(Stored records)
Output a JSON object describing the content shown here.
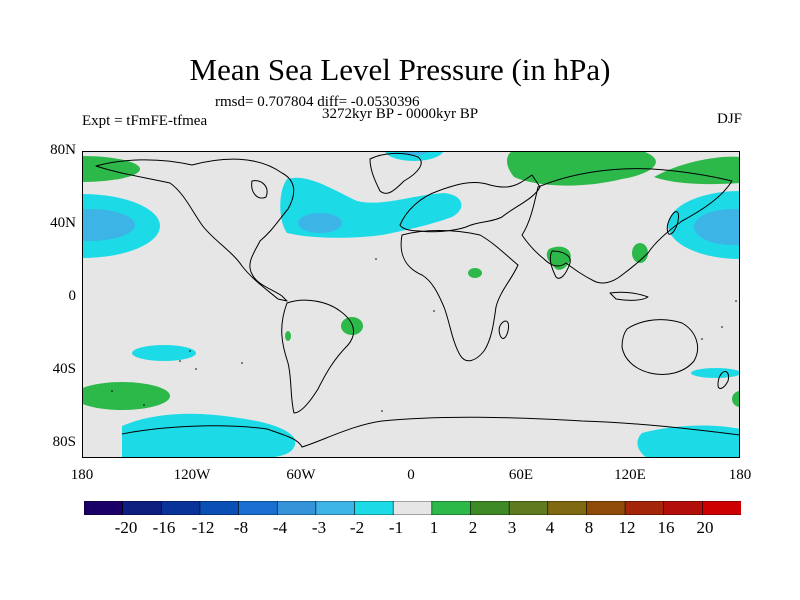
{
  "title": "Mean Sea Level Pressure (in hPa)",
  "stats_line": "rmsd= 0.707804 diff= -0.0530396",
  "experiment": "Expt = tFmFE-tfmea",
  "period": "3272kyr BP - 0000kyr BP",
  "season": "DJF",
  "lat_labels": [
    "80N",
    "40N",
    "0",
    "40S",
    "80S"
  ],
  "lon_labels": [
    "180",
    "120W",
    "60W",
    "0",
    "60E",
    "120E",
    "180"
  ],
  "colorbar": {
    "labels": [
      "-20",
      "-16",
      "-12",
      "-8",
      "-4",
      "-3",
      "-2",
      "-1",
      "1",
      "2",
      "3",
      "4",
      "8",
      "12",
      "16",
      "20"
    ],
    "colors": [
      "#1a0066",
      "#0f1f80",
      "#0a3399",
      "#0a4fb3",
      "#1a6ed1",
      "#3594d9",
      "#3db4e6",
      "#1ddbe6",
      "#e6e6e6",
      "#2db84a",
      "#3d8a26",
      "#5f7a1f",
      "#7f6a12",
      "#8f4a0a",
      "#a3260a",
      "#b30f0a",
      "#cc0000"
    ]
  },
  "colors": {
    "ocean_background": "#e6e6e6",
    "positive_small": "#2db84a",
    "negative_small": "#1ddbe6",
    "negative_medium": "#3db4e6"
  }
}
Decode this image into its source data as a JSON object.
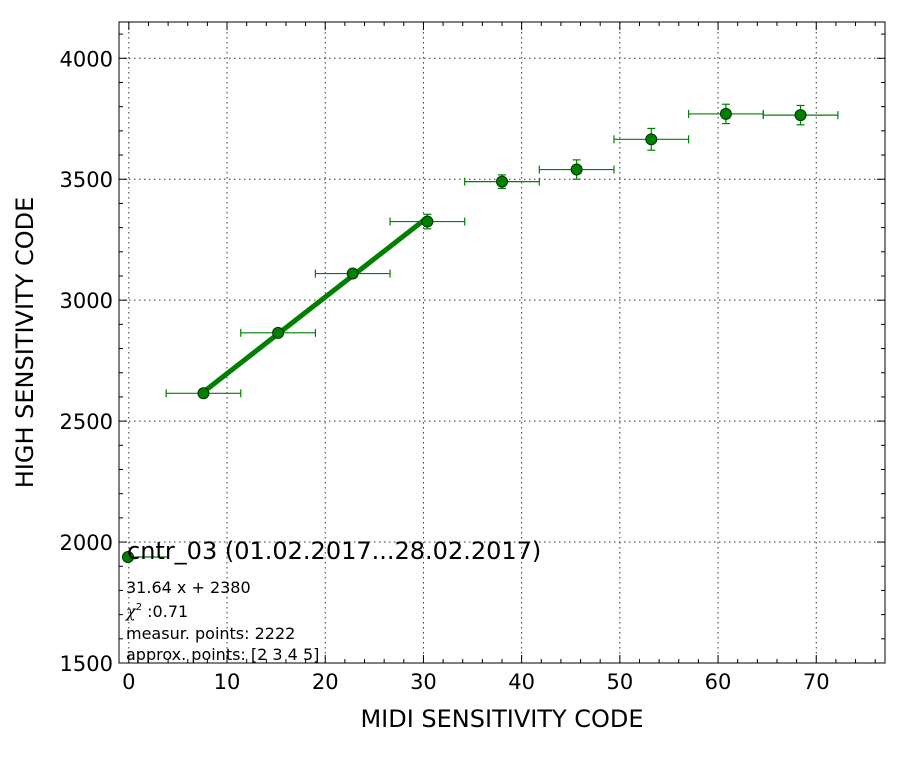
{
  "chart_data": {
    "type": "scatter",
    "xlabel": "MIDI SENSITIVITY CODE",
    "ylabel": "HIGH SENSITIVITY CODE",
    "xlim": [
      -1,
      77
    ],
    "ylim": [
      1500,
      4150
    ],
    "x_ticks": [
      0,
      10,
      20,
      30,
      40,
      50,
      60,
      70
    ],
    "y_ticks": [
      1500,
      2000,
      2500,
      3000,
      3500,
      4000
    ],
    "grid": true,
    "colors": {
      "marker": "#008000",
      "marker_edge": "#003300",
      "fit_line": "#007f00",
      "error_bar": "#008000"
    },
    "series": [
      {
        "name": "cntr_03 (01.02.2017...28.02.2017)",
        "x": [
          7.6,
          15.2,
          22.8,
          30.4,
          38.0,
          45.6,
          53.2,
          60.8,
          68.4
        ],
        "y": [
          2615,
          2865,
          3110,
          3325,
          3490,
          3540,
          3665,
          3770,
          3765
        ],
        "xerr": [
          3.8,
          3.8,
          3.8,
          3.8,
          3.8,
          3.8,
          3.8,
          3.8,
          3.8
        ],
        "yerr": [
          12,
          12,
          15,
          30,
          28,
          40,
          45,
          40,
          40
        ]
      }
    ],
    "fit": {
      "slope": 31.64,
      "intercept": 2380,
      "x_range": [
        7.6,
        30.4
      ]
    },
    "legend": {
      "placement": "lower-left",
      "title": "cntr_03 (01.02.2017...28.02.2017)",
      "lines": {
        "equation": "31.64 x + 2380",
        "chi_symbol": "χ",
        "chi_exp": "2",
        "chi_value": " :0.71",
        "measur": "measur. points: 2222",
        "approx": "approx. points: [2 3 4 5]"
      }
    }
  }
}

--- Exercise description ---
Using the material above, set down every line exactly, but skip the pictures.

--- Task response ---
Output a JSON object describing the content shown here.
{
  "title": "Mean Sea Level Pressure (in hPa)",
  "stats_line": "rmsd= 0.707804 diff= -0.0530396",
  "experiment": "Expt = tFmFE-tfmea",
  "period": "3272kyr BP - 0000kyr BP",
  "season": "DJF",
  "lat_labels": [
    "80N",
    "40N",
    "0",
    "40S",
    "80S"
  ],
  "lon_labels": [
    "180",
    "120W",
    "60W",
    "0",
    "60E",
    "120E",
    "180"
  ],
  "colorbar": {
    "labels": [
      "-20",
      "-16",
      "-12",
      "-8",
      "-4",
      "-3",
      "-2",
      "-1",
      "1",
      "2",
      "3",
      "4",
      "8",
      "12",
      "16",
      "20"
    ],
    "colors": [
      "#1a0066",
      "#0f1f80",
      "#0a3399",
      "#0a4fb3",
      "#1a6ed1",
      "#3594d9",
      "#3db4e6",
      "#1ddbe6",
      "#e6e6e6",
      "#2db84a",
      "#3d8a26",
      "#5f7a1f",
      "#7f6a12",
      "#8f4a0a",
      "#a3260a",
      "#b30f0a",
      "#cc0000"
    ]
  },
  "colors": {
    "ocean_background": "#e6e6e6",
    "positive_small": "#2db84a",
    "negative_small": "#1ddbe6",
    "negative_medium": "#3db4e6"
  }
}
Decode this image into its source data as a JSON object.
{
  "chart_data": {
    "type": "scatter",
    "xlabel": "MIDI SENSITIVITY CODE",
    "ylabel": "HIGH SENSITIVITY CODE",
    "xlim": [
      -1,
      77
    ],
    "ylim": [
      1500,
      4150
    ],
    "x_ticks": [
      0,
      10,
      20,
      30,
      40,
      50,
      60,
      70
    ],
    "y_ticks": [
      1500,
      2000,
      2500,
      3000,
      3500,
      4000
    ],
    "grid": true,
    "colors": {
      "marker": "#008000",
      "marker_edge": "#003300",
      "fit_line": "#007f00",
      "error_bar": "#008000"
    },
    "series": [
      {
        "name": "cntr_03 (01.02.2017...28.02.2017)",
        "x": [
          7.6,
          15.2,
          22.8,
          30.4,
          38.0,
          45.6,
          53.2,
          60.8,
          68.4
        ],
        "y": [
          2615,
          2865,
          3110,
          3325,
          3490,
          3540,
          3665,
          3770,
          3765
        ],
        "xerr": [
          3.8,
          3.8,
          3.8,
          3.8,
          3.8,
          3.8,
          3.8,
          3.8,
          3.8
        ],
        "yerr": [
          12,
          12,
          15,
          30,
          28,
          40,
          45,
          40,
          40
        ]
      }
    ],
    "fit": {
      "slope": 31.64,
      "intercept": 2380,
      "x_range": [
        7.6,
        30.4
      ]
    },
    "legend": {
      "placement": "lower-left",
      "title": "cntr_03 (01.02.2017...28.02.2017)",
      "lines": {
        "equation": "31.64 x + 2380",
        "chi_symbol": "χ",
        "chi_exp": "2",
        "chi_value": " :0.71",
        "measur": "measur. points: 2222",
        "approx": "approx. points: [2 3 4 5]"
      }
    }
  }
}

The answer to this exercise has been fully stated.